▶ [Written instruction]
Single out each line with the word "this" and copy it.

┄┄┄┄┄┄┄┄┄┄┄┄┄┄┄┄┄┄┄┄

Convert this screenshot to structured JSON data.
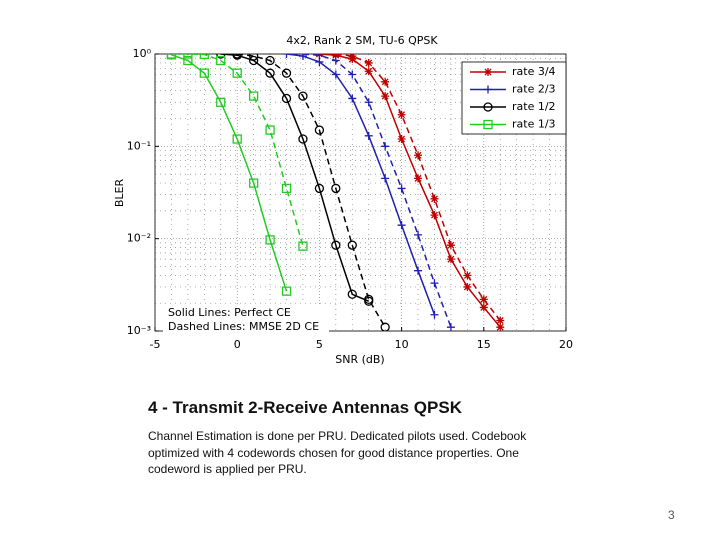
{
  "chart_data": {
    "type": "line",
    "title": "4x2, Rank 2 SM, TU-6 QPSK",
    "xlabel": "SNR (dB)",
    "ylabel": "BLER",
    "ylog": true,
    "grid": true,
    "legend": "upper right",
    "xlim": [
      -5,
      20
    ],
    "xticks": [
      -5,
      0,
      5,
      10,
      15,
      20
    ],
    "ylim": [
      0.001,
      1
    ],
    "yticks": [
      {
        "value": 0.001,
        "label": "10⁻³"
      },
      {
        "value": 0.01,
        "label": "10⁻²"
      },
      {
        "value": 0.1,
        "label": "10⁻¹"
      },
      {
        "value": 1,
        "label": "10⁰"
      }
    ],
    "annotations": [
      "Solid Lines: Perfect CE",
      "Dashed Lines: MMSE 2D CE"
    ],
    "series": [
      {
        "name": "rate 3/4",
        "color": "#c00000",
        "marker": "star",
        "perfect_ce": {
          "x": [
            5,
            6,
            7,
            8,
            9,
            10,
            11,
            12,
            13,
            14,
            15,
            16
          ],
          "values": [
            1,
            0.97,
            0.88,
            0.65,
            0.35,
            0.12,
            0.045,
            0.018,
            0.006,
            0.003,
            0.0018,
            0.0011
          ]
        },
        "mmse_ce": {
          "x": [
            6,
            7,
            8,
            9,
            10,
            11,
            12,
            13,
            14,
            15,
            16
          ],
          "values": [
            1,
            0.95,
            0.8,
            0.5,
            0.22,
            0.08,
            0.027,
            0.0085,
            0.004,
            0.0022,
            0.0013
          ]
        }
      },
      {
        "name": "rate 2/3",
        "color": "#1f1fb4",
        "marker": "plus",
        "perfect_ce": {
          "x": [
            3,
            4,
            5,
            6,
            7,
            8,
            9,
            10,
            11,
            12
          ],
          "values": [
            1,
            0.95,
            0.82,
            0.6,
            0.33,
            0.13,
            0.045,
            0.014,
            0.0045,
            0.0015
          ]
        },
        "mmse_ce": {
          "x": [
            4,
            5,
            6,
            7,
            8,
            9,
            10,
            11,
            12,
            13
          ],
          "values": [
            1,
            0.97,
            0.85,
            0.6,
            0.3,
            0.1,
            0.035,
            0.011,
            0.0033,
            0.0011
          ]
        }
      },
      {
        "name": "rate 1/2",
        "color": "#000000",
        "marker": "circle",
        "perfect_ce": {
          "x": [
            -1,
            0,
            1,
            2,
            3,
            4,
            5,
            6,
            7,
            8
          ],
          "values": [
            1,
            0.97,
            0.85,
            0.62,
            0.33,
            0.12,
            0.035,
            0.0085,
            0.0025,
            0.0021
          ]
        },
        "mmse_ce": {
          "x": [
            0,
            1,
            2,
            3,
            4,
            5,
            6,
            7,
            8,
            9
          ],
          "values": [
            1,
            0.95,
            0.85,
            0.62,
            0.35,
            0.15,
            0.035,
            0.0085,
            0.0022,
            0.0011
          ]
        }
      },
      {
        "name": "rate 1/3",
        "color": "#22cc22",
        "marker": "square",
        "perfect_ce": {
          "x": [
            -4,
            -3,
            -2,
            -1,
            0,
            1,
            2,
            3
          ],
          "values": [
            0.98,
            0.85,
            0.62,
            0.3,
            0.12,
            0.04,
            0.0097,
            0.0027
          ]
        },
        "mmse_ce": {
          "x": [
            -4,
            -3,
            -2,
            -1,
            0,
            1,
            2,
            3,
            4
          ],
          "values": [
            1,
            1,
            0.99,
            0.85,
            0.62,
            0.35,
            0.15,
            0.035,
            0.0083
          ]
        }
      }
    ]
  },
  "slide": {
    "heading": "4 - Transmit 2-Receive Antennas QPSK",
    "body": "Channel Estimation is done per PRU.  Dedicated pilots used.  Codebook optimized with 4 codewords chosen for good distance properties.   One codeword is applied per PRU.",
    "page_number": "3"
  }
}
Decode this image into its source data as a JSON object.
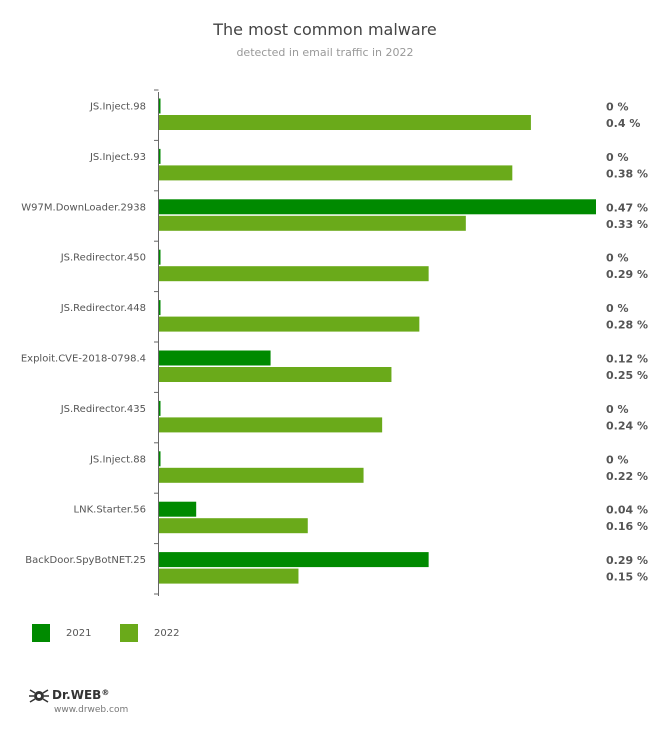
{
  "title": "The most common malware",
  "subtitle": "detected in email traffic in 2022",
  "colors": {
    "y2021": "#008a00",
    "y2022": "#6aaa1a"
  },
  "legend": [
    {
      "label": "2021",
      "color": "#008a00"
    },
    {
      "label": "2022",
      "color": "#6aaa1a"
    }
  ],
  "brand": {
    "name": "Dr.WEB",
    "registered": "®",
    "url": "www.drweb.com",
    "icon": "drweb-spider-logo-icon"
  },
  "chart_data": {
    "type": "bar",
    "orientation": "horizontal",
    "title": "The most common malware",
    "subtitle": "detected in email traffic in 2022",
    "categories": [
      "JS.Inject.98",
      "JS.Inject.93",
      "W97M.DownLoader.2938",
      "JS.Redirector.450",
      "JS.Redirector.448",
      "Exploit.CVE-2018-0798.4",
      "JS.Redirector.435",
      "JS.Inject.88",
      "LNK.Starter.56",
      "BackDoor.SpyBotNET.25"
    ],
    "series": [
      {
        "name": "2021",
        "values": [
          0,
          0,
          0.47,
          0,
          0,
          0.12,
          0,
          0,
          0.04,
          0.29
        ],
        "labels": [
          "0 %",
          "0 %",
          "0.47 %",
          "0 %",
          "0 %",
          "0.12 %",
          "0 %",
          "0 %",
          "0.04 %",
          "0.29 %"
        ]
      },
      {
        "name": "2022",
        "values": [
          0.4,
          0.38,
          0.33,
          0.29,
          0.28,
          0.25,
          0.24,
          0.22,
          0.16,
          0.15
        ],
        "labels": [
          "0.4 %",
          "0.38 %",
          "0.33 %",
          "0.29 %",
          "0.28 %",
          "0.25 %",
          "0.24 %",
          "0.22 %",
          "0.16 %",
          "0.15 %"
        ]
      }
    ],
    "xlim": [
      0,
      0.47
    ],
    "grid": false,
    "legend_position": "bottom-left"
  }
}
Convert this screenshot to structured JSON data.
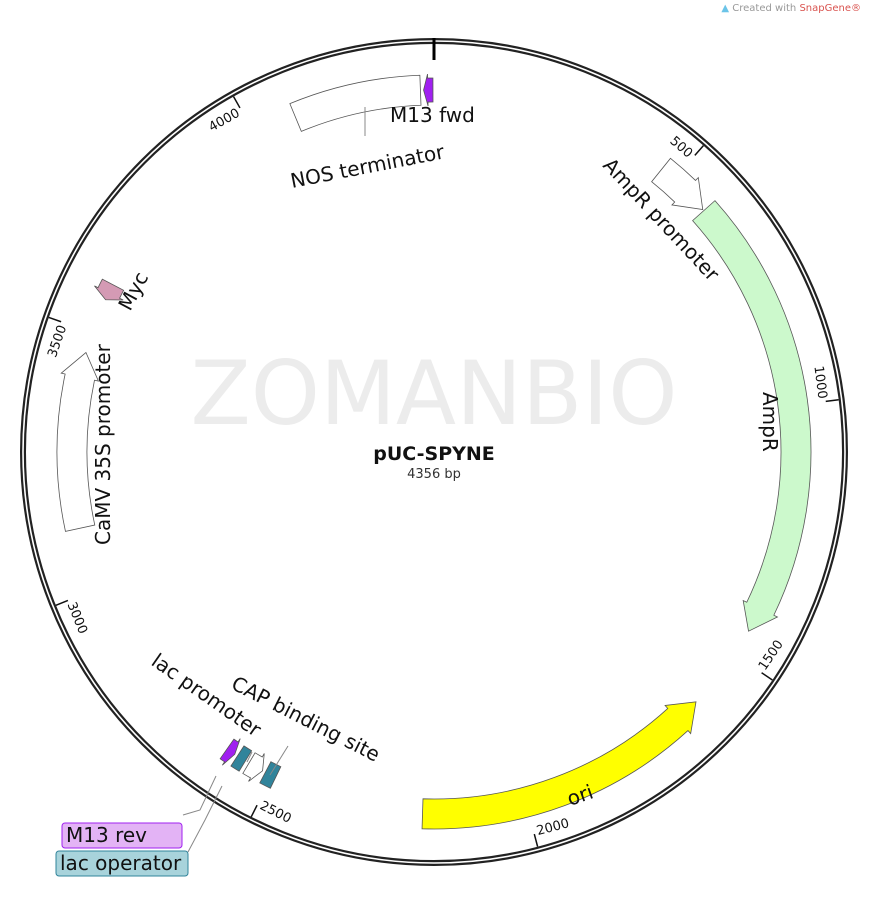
{
  "credit": {
    "prefix": "Created with ",
    "brand": "SnapGene®",
    "icon": "snapgene-logo-icon"
  },
  "watermark": "ZOMANBIO",
  "plasmid": {
    "name": "pUC-SPYNE",
    "length_label": "4356 bp",
    "length": 4356
  },
  "ticks": [
    {
      "bp": 500,
      "label": "500"
    },
    {
      "bp": 1000,
      "label": "1000"
    },
    {
      "bp": 1500,
      "label": "1500"
    },
    {
      "bp": 2000,
      "label": "2000"
    },
    {
      "bp": 2500,
      "label": "2500"
    },
    {
      "bp": 3000,
      "label": "3000"
    },
    {
      "bp": 3500,
      "label": "3500"
    },
    {
      "bp": 4000,
      "label": "4000"
    }
  ],
  "features": [
    {
      "name": "M13 fwd",
      "start": 4336,
      "end": 4354,
      "direction": "reverse",
      "color": "#a020f0"
    },
    {
      "name": "NOS terminator",
      "start": 4084,
      "end": 4330,
      "direction": "none",
      "color": "#ffffff"
    },
    {
      "name": "AmpR promoter",
      "start": 470,
      "end": 580,
      "direction": "forward",
      "color": "#ffffff"
    },
    {
      "name": "AmpR",
      "start": 583,
      "end": 1448,
      "direction": "forward",
      "color": "#ccf9cc"
    },
    {
      "name": "ori",
      "start": 1617,
      "end": 2200,
      "direction": "reverse",
      "color": "#ffff00"
    },
    {
      "name": "CAP binding site",
      "start": 2492,
      "end": 2514,
      "direction": "none",
      "color": "#31849b"
    },
    {
      "name": "lac promoter",
      "start": 2520,
      "end": 2550,
      "direction": "reverse",
      "color": "#ffffff"
    },
    {
      "name": "lac operator",
      "start": 2558,
      "end": 2576,
      "direction": "none",
      "color": "#31849b"
    },
    {
      "name": "M13 rev",
      "start": 2582,
      "end": 2600,
      "direction": "reverse",
      "color": "#a020f0"
    },
    {
      "name": "Myc",
      "start": 3568,
      "end": 3600,
      "direction": "reverse",
      "color": "#d49ab4"
    },
    {
      "name": "CaMV 35S promoter",
      "start": 3120,
      "end": 3460,
      "direction": "forward",
      "color": "#ffffff"
    }
  ],
  "boxed_labels": {
    "m13_rev": {
      "text": "M13 rev",
      "color": "#e3b3f5",
      "border": "#a020f0"
    },
    "lac_operator": {
      "text": "lac operator",
      "color": "#a8d3db",
      "border": "#31849b"
    }
  }
}
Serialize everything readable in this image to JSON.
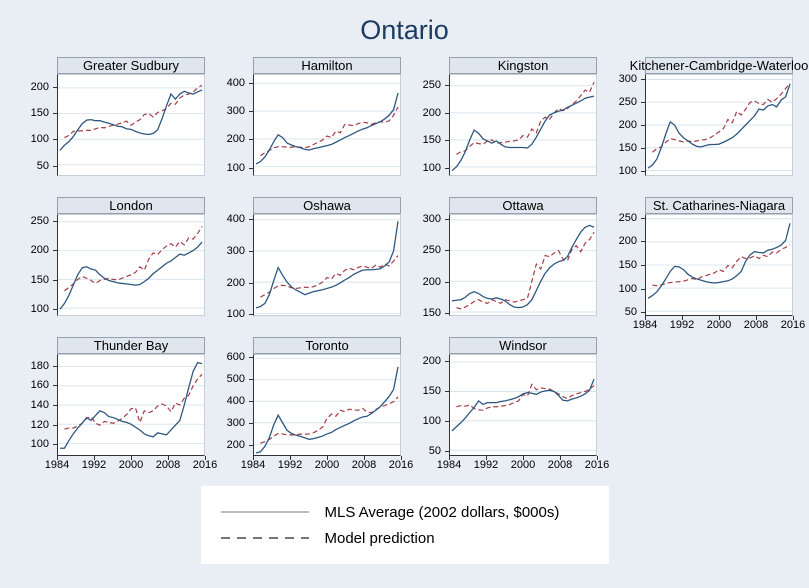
{
  "figure": {
    "title": "Ontario",
    "colors": {
      "background": "#e9eef4",
      "plot-bg": "#ffffff",
      "gridline": "#d9e5ee",
      "light-border": "#c6cfd8",
      "axis": "#303338",
      "mls-line": "#2b567f",
      "model-line": "#a23b44",
      "title": "#1c3c60",
      "panel-title-bg": "#dfe6ed",
      "panel-title-border": "#93a1ad",
      "legend-bg": "#ffffff",
      "legend-solid-sample": "#b9bdc1",
      "legend-dashed-sample": "#73777b"
    }
  },
  "legend": {
    "items": [
      {
        "style": "solid",
        "label": "MLS Average (2002 dollars, $000s)"
      },
      {
        "style": "dashed",
        "label": "Model prediction"
      }
    ]
  },
  "chart_data": {
    "type": "line",
    "title": "Ontario",
    "x_label_ticks": [
      1984,
      1992,
      2000,
      2008,
      2016
    ],
    "x": [
      1984,
      1985,
      1986,
      1987,
      1988,
      1989,
      1990,
      1991,
      1992,
      1993,
      1994,
      1995,
      1996,
      1997,
      1998,
      1999,
      2000,
      2001,
      2002,
      2003,
      2004,
      2005,
      2006,
      2007,
      2008,
      2009,
      2010,
      2011,
      2012,
      2013,
      2014,
      2015,
      2016
    ],
    "series_names": [
      "MLS Average (2002 dollars, $000s)",
      "Model prediction"
    ],
    "panels": [
      {
        "title": "Greater Sudbury",
        "yticks": [
          50,
          100,
          150,
          200
        ],
        "ylim": [
          30,
          225
        ],
        "has_xaxis": false,
        "mls": [
          78,
          88,
          95,
          105,
          118,
          130,
          137,
          138,
          136,
          136,
          133,
          131,
          128,
          125,
          124,
          120,
          119,
          115,
          112,
          110,
          109,
          111,
          118,
          140,
          165,
          188,
          178,
          188,
          193,
          190,
          188,
          192,
          196
        ],
        "model": [
          null,
          103,
          107,
          115,
          116,
          116,
          117,
          117,
          120,
          123,
          122,
          125,
          127,
          129,
          132,
          135,
          127,
          133,
          138,
          148,
          150,
          143,
          152,
          155,
          160,
          170,
          168,
          180,
          186,
          188,
          192,
          200,
          205
        ]
      },
      {
        "title": "Hamilton",
        "yticks": [
          100,
          200,
          300,
          400
        ],
        "ylim": [
          70,
          430
        ],
        "has_xaxis": false,
        "mls": [
          110,
          118,
          135,
          160,
          190,
          215,
          205,
          185,
          178,
          172,
          168,
          162,
          160,
          165,
          168,
          172,
          176,
          180,
          188,
          196,
          205,
          212,
          220,
          228,
          235,
          240,
          248,
          255,
          262,
          272,
          285,
          305,
          365
        ],
        "model": [
          null,
          140,
          150,
          158,
          168,
          172,
          172,
          170,
          170,
          172,
          170,
          168,
          172,
          180,
          188,
          196,
          210,
          205,
          228,
          222,
          252,
          250,
          248,
          255,
          260,
          258,
          252,
          258,
          262,
          260,
          265,
          285,
          315
        ]
      },
      {
        "title": "Kingston",
        "yticks": [
          100,
          150,
          200,
          250
        ],
        "ylim": [
          85,
          270
        ],
        "has_xaxis": false,
        "mls": [
          93,
          100,
          112,
          128,
          150,
          168,
          162,
          152,
          148,
          144,
          148,
          142,
          137,
          136,
          136,
          136,
          136,
          135,
          142,
          155,
          170,
          185,
          196,
          200,
          203,
          205,
          210,
          214,
          218,
          222,
          227,
          229,
          231
        ],
        "model": [
          null,
          123,
          128,
          130,
          138,
          145,
          143,
          142,
          148,
          150,
          144,
          145,
          146,
          147,
          148,
          150,
          158,
          155,
          170,
          163,
          185,
          192,
          188,
          200,
          208,
          204,
          208,
          215,
          222,
          232,
          242,
          238,
          257
        ]
      },
      {
        "title": "Kitchener-Cambridge-Waterloo",
        "yticks": [
          100,
          150,
          200,
          250,
          300
        ],
        "ylim": [
          90,
          310
        ],
        "has_xaxis": false,
        "mls": [
          105,
          112,
          125,
          150,
          180,
          207,
          200,
          182,
          172,
          165,
          158,
          153,
          152,
          155,
          157,
          157,
          158,
          162,
          167,
          172,
          180,
          190,
          200,
          210,
          220,
          235,
          233,
          242,
          245,
          240,
          255,
          262,
          290
        ],
        "model": [
          null,
          140,
          148,
          152,
          162,
          170,
          168,
          165,
          163,
          165,
          163,
          165,
          167,
          168,
          172,
          178,
          185,
          192,
          212,
          205,
          230,
          222,
          235,
          250,
          253,
          247,
          245,
          256,
          250,
          258,
          268,
          280,
          292
        ]
      },
      {
        "title": "London",
        "yticks": [
          100,
          150,
          200,
          250
        ],
        "ylim": [
          88,
          262
        ],
        "has_xaxis": false,
        "mls": [
          98,
          108,
          122,
          140,
          158,
          170,
          172,
          168,
          166,
          158,
          152,
          148,
          146,
          144,
          143,
          142,
          141,
          140,
          141,
          146,
          152,
          160,
          166,
          172,
          178,
          182,
          188,
          194,
          192,
          196,
          200,
          206,
          215
        ],
        "model": [
          null,
          130,
          136,
          142,
          150,
          155,
          152,
          148,
          143,
          148,
          150,
          152,
          150,
          149,
          152,
          155,
          158,
          162,
          172,
          166,
          185,
          196,
          193,
          202,
          208,
          212,
          206,
          216,
          210,
          222,
          220,
          230,
          242
        ]
      },
      {
        "title": "Oshawa",
        "yticks": [
          100,
          200,
          300,
          400
        ],
        "ylim": [
          95,
          415
        ],
        "has_xaxis": false,
        "mls": [
          118,
          122,
          132,
          160,
          205,
          247,
          222,
          200,
          185,
          175,
          168,
          160,
          165,
          170,
          173,
          176,
          180,
          184,
          190,
          198,
          207,
          215,
          225,
          232,
          238,
          240,
          240,
          241,
          243,
          252,
          265,
          300,
          395
        ],
        "model": [
          null,
          152,
          160,
          168,
          180,
          188,
          190,
          188,
          182,
          180,
          182,
          184,
          183,
          186,
          192,
          200,
          215,
          210,
          228,
          222,
          238,
          245,
          240,
          247,
          252,
          248,
          244,
          255,
          248,
          258,
          252,
          268,
          285
        ]
      },
      {
        "title": "Ottawa",
        "yticks": [
          150,
          200,
          250,
          300
        ],
        "ylim": [
          145,
          308
        ],
        "has_xaxis": false,
        "mls": [
          168,
          169,
          170,
          174,
          180,
          183,
          180,
          175,
          172,
          171,
          173,
          171,
          168,
          162,
          158,
          157,
          158,
          162,
          170,
          185,
          200,
          213,
          222,
          228,
          232,
          234,
          240,
          255,
          268,
          280,
          288,
          291,
          288
        ],
        "model": [
          null,
          157,
          155,
          158,
          162,
          167,
          170,
          166,
          164,
          170,
          167,
          164,
          170,
          168,
          166,
          168,
          170,
          172,
          200,
          228,
          220,
          242,
          240,
          246,
          250,
          236,
          233,
          252,
          258,
          248,
          262,
          268,
          280
        ]
      },
      {
        "title": "St. Catharines-Niagara",
        "yticks": [
          50,
          100,
          150,
          200,
          250
        ],
        "ylim": [
          42,
          258
        ],
        "has_xaxis": true,
        "mls": [
          78,
          84,
          92,
          105,
          120,
          136,
          147,
          146,
          140,
          130,
          124,
          120,
          117,
          114,
          112,
          111,
          112,
          114,
          116,
          120,
          127,
          136,
          158,
          172,
          179,
          177,
          176,
          182,
          184,
          188,
          193,
          203,
          240
        ],
        "model": [
          null,
          107,
          105,
          107,
          110,
          112,
          113,
          114,
          115,
          118,
          121,
          118,
          124,
          127,
          130,
          133,
          140,
          136,
          149,
          144,
          158,
          168,
          164,
          165,
          170,
          164,
          171,
          168,
          178,
          176,
          184,
          188,
          194
        ]
      },
      {
        "title": "Thunder Bay",
        "yticks": [
          100,
          120,
          140,
          160,
          180
        ],
        "ylim": [
          88,
          192
        ],
        "has_xaxis": true,
        "mls": [
          95,
          95,
          103,
          110,
          116,
          121,
          127,
          124,
          129,
          134,
          132,
          128,
          127,
          125,
          123,
          122,
          120,
          117,
          114,
          110,
          108,
          107,
          111,
          110,
          109,
          114,
          119,
          124,
          140,
          158,
          175,
          184,
          183
        ],
        "model": [
          null,
          115,
          116,
          116,
          118,
          121,
          126,
          128,
          121,
          119,
          123,
          122,
          121,
          123,
          126,
          130,
          136,
          137,
          122,
          134,
          132,
          134,
          139,
          141,
          139,
          133,
          142,
          140,
          147,
          150,
          160,
          167,
          172
        ]
      },
      {
        "title": "Toronto",
        "yticks": [
          200,
          300,
          400,
          500,
          600
        ],
        "ylim": [
          150,
          615
        ],
        "has_xaxis": true,
        "mls": [
          160,
          165,
          190,
          230,
          290,
          335,
          300,
          265,
          250,
          242,
          237,
          230,
          223,
          226,
          232,
          238,
          248,
          255,
          268,
          278,
          288,
          297,
          308,
          318,
          327,
          330,
          343,
          358,
          375,
          398,
          422,
          455,
          560
        ],
        "model": [
          null,
          205,
          212,
          222,
          238,
          250,
          248,
          244,
          243,
          245,
          247,
          246,
          248,
          254,
          265,
          280,
          320,
          340,
          330,
          358,
          352,
          363,
          360,
          358,
          367,
          350,
          346,
          362,
          372,
          380,
          388,
          398,
          420
        ]
      },
      {
        "title": "Windsor",
        "yticks": [
          50,
          100,
          150,
          200
        ],
        "ylim": [
          42,
          212
        ],
        "has_xaxis": true,
        "mls": [
          83,
          90,
          97,
          105,
          114,
          123,
          134,
          128,
          131,
          131,
          131,
          133,
          134,
          136,
          138,
          141,
          146,
          148,
          147,
          145,
          149,
          151,
          152,
          150,
          143,
          135,
          134,
          137,
          139,
          142,
          146,
          152,
          171
        ],
        "model": [
          null,
          124,
          126,
          125,
          127,
          121,
          119,
          118,
          122,
          124,
          124,
          125,
          126,
          128,
          131,
          134,
          145,
          142,
          162,
          153,
          156,
          155,
          154,
          150,
          146,
          141,
          138,
          143,
          146,
          148,
          150,
          154,
          160
        ]
      }
    ]
  }
}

┄┄┄┄┄┄┄┄┄┄┄┄┄┄┄┄┄┄┄┄

▶ [Response to the task]
Convert this screenshot to structured JSON data.
Decode this image into its source data as a JSON object.
Convert this screenshot to structured JSON data.
Serialize everything readable in this image to JSON.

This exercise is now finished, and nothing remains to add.